PASSAGE SHOWN =
— Begin —
It's a striking and pretty unpleasant picture, so apologies in advance if you don't have the strongest stomach. The Safe Climate Campaign tweeted it out on Friday afternoon, claiming that the fountain ― visibly spattered with some sort of foul-looking black substance, and with the surrounding floor coated in the stuff ― was an example of Trump's EPA "turning metaphor into reality."
Safe Climate Campaign reportedly told Mashable in an email that the offending drinking fountain was outside the office of Samantha Dravis, the Trump administration's associate administration of the EPA's office of policy. Dravis was selected for the role by EPA administrator Scott Pruitt in February; she did not have previous experience working as an environmental regulator, previously having worked alongside Pruitt to try to stymie the EPA's regulatory efforts in Oklahoma while he was attorney general. Said Safe Climate Campaign:
It is evidently sewage at the water fountain at the water fountain in front of Samantha Dravis' office at the EPA headquarters. ... Sewage flowing from a water fountain in front of a Trump appointee's office really reeks of irony.
— End —
DIRECTIVES =
a. Echo the passage about the EPA water fountain word for word, starting with "Safe Climate Campaign reportedly" and going on through "reeks of irony.".
b. In the passage about the EPA water fountain, who selected Samantha Dravis for her role?
c. Pick up the passage about the EPA water fountain from its last sentence and carry it forward.
The listing that comes next is separate material, unrelated to the passage about the EPA water fountain.

RECORD SET =
— Begin —
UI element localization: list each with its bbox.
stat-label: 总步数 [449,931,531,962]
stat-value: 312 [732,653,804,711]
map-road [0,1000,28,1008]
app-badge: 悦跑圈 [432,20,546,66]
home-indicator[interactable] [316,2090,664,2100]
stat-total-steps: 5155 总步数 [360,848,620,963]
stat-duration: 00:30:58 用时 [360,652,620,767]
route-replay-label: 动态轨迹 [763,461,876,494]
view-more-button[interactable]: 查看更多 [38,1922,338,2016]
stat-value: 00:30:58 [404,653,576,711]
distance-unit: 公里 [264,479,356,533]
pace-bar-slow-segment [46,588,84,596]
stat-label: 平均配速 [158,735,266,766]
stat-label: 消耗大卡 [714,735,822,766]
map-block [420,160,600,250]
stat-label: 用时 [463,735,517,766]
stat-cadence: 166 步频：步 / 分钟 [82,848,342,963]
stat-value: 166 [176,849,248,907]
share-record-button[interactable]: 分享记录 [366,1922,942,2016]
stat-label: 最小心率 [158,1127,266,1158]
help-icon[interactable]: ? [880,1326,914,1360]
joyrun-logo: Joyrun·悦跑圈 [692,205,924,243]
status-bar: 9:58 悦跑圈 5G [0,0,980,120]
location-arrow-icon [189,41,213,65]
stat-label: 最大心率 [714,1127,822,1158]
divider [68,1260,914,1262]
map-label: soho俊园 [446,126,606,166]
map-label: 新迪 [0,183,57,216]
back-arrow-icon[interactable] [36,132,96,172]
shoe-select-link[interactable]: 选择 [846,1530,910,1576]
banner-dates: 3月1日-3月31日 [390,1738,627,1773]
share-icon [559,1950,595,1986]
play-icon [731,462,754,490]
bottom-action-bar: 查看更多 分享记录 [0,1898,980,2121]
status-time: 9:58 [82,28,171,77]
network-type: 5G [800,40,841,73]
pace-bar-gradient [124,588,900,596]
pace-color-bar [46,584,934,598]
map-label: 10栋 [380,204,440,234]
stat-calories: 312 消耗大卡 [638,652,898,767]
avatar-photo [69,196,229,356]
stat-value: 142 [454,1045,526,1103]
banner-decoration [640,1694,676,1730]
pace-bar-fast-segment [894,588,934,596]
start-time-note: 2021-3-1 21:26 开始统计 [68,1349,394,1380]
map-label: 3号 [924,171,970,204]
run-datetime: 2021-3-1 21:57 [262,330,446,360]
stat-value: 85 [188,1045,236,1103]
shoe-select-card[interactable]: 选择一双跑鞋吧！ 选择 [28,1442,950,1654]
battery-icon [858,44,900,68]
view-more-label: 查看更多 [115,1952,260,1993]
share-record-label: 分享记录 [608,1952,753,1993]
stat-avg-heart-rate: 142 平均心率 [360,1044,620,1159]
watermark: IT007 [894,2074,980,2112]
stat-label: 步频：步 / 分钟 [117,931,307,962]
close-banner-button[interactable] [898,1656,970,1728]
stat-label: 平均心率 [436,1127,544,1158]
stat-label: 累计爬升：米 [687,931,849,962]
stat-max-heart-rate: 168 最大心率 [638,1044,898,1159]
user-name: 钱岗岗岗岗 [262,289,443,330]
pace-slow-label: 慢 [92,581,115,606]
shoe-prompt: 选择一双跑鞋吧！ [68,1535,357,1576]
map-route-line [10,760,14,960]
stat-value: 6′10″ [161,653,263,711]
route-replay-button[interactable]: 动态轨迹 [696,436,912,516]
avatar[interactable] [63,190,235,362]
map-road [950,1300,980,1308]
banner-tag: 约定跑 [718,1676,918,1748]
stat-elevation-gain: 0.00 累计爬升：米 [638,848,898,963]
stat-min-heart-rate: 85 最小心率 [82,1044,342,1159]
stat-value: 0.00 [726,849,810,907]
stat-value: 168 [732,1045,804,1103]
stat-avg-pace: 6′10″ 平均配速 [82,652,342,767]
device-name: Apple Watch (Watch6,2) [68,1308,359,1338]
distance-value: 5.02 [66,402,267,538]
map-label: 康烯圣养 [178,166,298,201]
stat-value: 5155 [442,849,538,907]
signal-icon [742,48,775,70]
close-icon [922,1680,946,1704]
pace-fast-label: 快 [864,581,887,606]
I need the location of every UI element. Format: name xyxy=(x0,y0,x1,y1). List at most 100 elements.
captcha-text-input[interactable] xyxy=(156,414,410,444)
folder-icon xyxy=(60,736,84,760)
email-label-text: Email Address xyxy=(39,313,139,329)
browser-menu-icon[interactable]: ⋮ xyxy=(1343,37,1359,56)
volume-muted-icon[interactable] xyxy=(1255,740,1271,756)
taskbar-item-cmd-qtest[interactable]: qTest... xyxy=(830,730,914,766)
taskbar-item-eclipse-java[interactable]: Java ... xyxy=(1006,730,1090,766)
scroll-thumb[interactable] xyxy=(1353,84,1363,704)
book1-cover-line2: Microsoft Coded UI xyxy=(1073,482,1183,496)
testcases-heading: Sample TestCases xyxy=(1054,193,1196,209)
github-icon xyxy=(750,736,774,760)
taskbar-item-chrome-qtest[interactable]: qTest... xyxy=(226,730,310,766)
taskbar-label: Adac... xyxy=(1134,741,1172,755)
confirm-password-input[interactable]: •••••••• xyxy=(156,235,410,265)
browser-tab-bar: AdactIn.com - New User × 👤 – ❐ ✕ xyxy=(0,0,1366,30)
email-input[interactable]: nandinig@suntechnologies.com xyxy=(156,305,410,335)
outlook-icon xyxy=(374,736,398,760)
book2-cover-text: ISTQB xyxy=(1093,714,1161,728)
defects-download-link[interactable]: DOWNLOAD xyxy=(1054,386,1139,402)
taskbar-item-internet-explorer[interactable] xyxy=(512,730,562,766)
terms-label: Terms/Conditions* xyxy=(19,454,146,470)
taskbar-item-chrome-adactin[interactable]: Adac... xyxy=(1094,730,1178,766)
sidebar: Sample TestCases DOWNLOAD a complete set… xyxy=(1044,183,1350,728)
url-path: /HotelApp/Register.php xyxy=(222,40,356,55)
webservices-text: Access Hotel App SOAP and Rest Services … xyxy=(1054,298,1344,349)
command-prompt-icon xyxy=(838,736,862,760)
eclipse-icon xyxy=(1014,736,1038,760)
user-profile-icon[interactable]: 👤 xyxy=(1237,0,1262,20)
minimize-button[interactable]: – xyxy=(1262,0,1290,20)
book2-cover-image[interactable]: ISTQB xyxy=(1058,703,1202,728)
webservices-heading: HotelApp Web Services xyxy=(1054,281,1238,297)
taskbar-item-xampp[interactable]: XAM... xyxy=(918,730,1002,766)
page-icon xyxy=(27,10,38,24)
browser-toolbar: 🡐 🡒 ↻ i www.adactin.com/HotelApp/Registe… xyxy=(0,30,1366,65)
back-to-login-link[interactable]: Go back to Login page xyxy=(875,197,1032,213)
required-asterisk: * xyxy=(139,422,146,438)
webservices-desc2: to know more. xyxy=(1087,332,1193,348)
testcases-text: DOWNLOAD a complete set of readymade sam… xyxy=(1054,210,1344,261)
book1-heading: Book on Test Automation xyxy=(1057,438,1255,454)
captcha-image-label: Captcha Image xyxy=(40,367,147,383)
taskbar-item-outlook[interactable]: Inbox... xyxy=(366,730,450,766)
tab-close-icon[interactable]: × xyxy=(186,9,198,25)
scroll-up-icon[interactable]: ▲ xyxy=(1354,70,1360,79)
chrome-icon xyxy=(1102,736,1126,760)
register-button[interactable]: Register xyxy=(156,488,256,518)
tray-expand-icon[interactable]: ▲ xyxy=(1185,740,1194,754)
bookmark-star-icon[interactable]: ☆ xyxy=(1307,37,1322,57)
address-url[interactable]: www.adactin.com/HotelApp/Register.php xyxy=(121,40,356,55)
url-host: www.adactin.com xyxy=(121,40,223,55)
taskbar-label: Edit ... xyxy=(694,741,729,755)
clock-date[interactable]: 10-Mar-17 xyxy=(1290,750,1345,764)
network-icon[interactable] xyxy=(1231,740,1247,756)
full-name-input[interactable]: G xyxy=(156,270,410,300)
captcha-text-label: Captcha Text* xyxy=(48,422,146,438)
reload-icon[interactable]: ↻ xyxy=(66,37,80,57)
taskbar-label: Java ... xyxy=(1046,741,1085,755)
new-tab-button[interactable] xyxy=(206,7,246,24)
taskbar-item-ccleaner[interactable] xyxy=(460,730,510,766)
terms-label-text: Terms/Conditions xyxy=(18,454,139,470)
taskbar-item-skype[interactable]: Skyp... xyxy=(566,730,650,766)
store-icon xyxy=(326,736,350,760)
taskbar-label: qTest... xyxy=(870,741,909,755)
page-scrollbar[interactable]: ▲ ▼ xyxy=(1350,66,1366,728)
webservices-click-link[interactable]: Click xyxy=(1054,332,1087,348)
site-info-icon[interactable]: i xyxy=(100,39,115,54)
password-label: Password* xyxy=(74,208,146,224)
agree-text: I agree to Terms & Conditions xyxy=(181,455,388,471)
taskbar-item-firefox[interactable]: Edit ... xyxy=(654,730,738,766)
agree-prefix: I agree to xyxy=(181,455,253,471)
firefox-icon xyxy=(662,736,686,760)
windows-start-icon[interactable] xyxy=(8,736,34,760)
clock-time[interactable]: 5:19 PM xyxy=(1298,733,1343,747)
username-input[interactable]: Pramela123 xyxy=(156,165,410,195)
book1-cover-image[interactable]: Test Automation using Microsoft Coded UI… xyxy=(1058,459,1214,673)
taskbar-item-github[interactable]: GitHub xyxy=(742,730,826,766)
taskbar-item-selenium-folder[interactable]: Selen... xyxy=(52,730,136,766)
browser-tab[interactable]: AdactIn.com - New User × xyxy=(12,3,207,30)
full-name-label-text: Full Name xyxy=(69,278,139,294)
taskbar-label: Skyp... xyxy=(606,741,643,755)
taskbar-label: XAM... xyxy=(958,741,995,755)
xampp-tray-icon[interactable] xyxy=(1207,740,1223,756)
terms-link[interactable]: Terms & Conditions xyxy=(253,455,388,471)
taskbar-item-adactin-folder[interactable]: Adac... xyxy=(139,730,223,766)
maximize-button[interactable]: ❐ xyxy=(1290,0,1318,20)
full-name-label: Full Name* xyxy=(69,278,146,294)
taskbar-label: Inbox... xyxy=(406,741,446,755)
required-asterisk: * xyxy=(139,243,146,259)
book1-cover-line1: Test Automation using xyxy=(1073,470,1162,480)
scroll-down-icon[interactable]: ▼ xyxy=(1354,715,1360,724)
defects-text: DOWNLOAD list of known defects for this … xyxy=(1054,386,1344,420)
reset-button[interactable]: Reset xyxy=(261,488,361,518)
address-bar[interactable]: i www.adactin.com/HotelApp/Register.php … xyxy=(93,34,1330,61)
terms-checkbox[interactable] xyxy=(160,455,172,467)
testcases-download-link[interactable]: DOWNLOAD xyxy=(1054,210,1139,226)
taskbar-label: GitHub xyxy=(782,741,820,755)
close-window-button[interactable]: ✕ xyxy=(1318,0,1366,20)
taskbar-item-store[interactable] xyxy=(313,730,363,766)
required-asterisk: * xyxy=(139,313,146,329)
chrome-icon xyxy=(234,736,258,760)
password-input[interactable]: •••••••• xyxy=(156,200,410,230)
— End —
EXPECTED RESPONSES =
a.
Safe Climate Campaign reportedly told Mashable in an email that the offending drinking fountain was outside the office of Samantha Dravis, the Trump administration's associate administration of the EPA's office of policy. Dravis was selected for the role by EPA administrator Scott Pruitt in February; she did not have previous experience working as an environmental regulator, previously having worked alongside Pruitt to try to stymie the EPA's regulatory efforts in Oklahoma while he was attorney general. Said Safe Climate Campaign:
It is evidently sewage at the water fountain at the water fountain in front of Samantha Dravis' office at the EPA headquarters. ... Sewage flowing from a water fountain in front of a Trump appointee's office really reeks of irony.

b. EPA administrator Scott Pruitt selected her.

c.
To be clear, it's impossible to tell just from the photo what the substance was, but Safe Climate Campaign spokesperson Grace Garver reportedly told Mashable it was "evidently" sewage. What's not up for debate is that seeing a mysterious, gross looking fluid sprayed all over a drinking fountain in the headquarters of the government agency that's meant to regulate clean drinking water is not a great look.
The EPA under Trump has come under fire throughout its first year for staffing itself with industry-friendly scientists and researchers, and over concerns that it'll turn its back on many of the clean water and air standards that were its hallmark during the Obama administration. Those concerns were in no way alleviated by the naming of Pruitt as the agency's administrator ― as Oklahoma's attorney general, he actively sued the EPA multiple times to try to avoid complying with its water and air pollution regulations.
One particularly controversial addition to the Trump EPA's scientific advisory board was UC Irvine researcher Robert Phalen, who has previously suggested that modern air quality is "a little too clean" for optimum children's health, and has spoken out against his campus' tobacco ban, calling it "social activism" conducted by "unreasonable" activists. Suffice it to say, amid a host of areas of scrutiny and criticism of the new Trump EPA for environmentalists, Phalen's addition to the fold was a real headline-grabber.
Needless to say, there are plenty of legitimate and forgivable reasons that one might end up with a gross sewage leak near a drinking fountain ― lots of buildings and facilities deal with unpleasant plumbing mishaps now and again. It's one of the perils of modern life, offset by all the countless, enormous advantages of indoor plumbing.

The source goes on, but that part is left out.